OBJECTIVE: Gather every line of the entries that includes the word "been".

** Begin RAW DATA **

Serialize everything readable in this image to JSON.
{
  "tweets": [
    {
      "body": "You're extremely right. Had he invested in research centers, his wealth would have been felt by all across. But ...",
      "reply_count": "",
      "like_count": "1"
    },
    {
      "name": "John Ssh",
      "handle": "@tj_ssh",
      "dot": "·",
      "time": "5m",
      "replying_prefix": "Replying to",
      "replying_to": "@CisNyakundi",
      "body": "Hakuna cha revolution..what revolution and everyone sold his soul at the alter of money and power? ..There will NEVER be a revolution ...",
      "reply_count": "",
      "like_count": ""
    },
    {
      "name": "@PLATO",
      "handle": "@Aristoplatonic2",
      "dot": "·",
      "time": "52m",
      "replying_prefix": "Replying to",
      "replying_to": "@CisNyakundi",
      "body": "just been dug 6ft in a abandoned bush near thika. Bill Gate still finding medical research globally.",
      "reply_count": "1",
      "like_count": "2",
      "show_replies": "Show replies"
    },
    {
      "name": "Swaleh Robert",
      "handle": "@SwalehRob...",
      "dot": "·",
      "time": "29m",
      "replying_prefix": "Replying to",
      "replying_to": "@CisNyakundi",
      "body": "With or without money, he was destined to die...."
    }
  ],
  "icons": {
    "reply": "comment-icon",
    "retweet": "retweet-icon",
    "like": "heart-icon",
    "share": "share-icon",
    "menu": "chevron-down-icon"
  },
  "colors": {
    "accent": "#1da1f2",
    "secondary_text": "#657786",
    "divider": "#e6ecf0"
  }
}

** End RAW DATA **

REPLY TO THE TASK:
      "body": "You're extremely right. Had he invested in research centers, his wealth would have been felt by all across. But ...",
      "body": "just been dug 6ft in a abandoned bush near thika. Bill Gate still finding medical research globally.",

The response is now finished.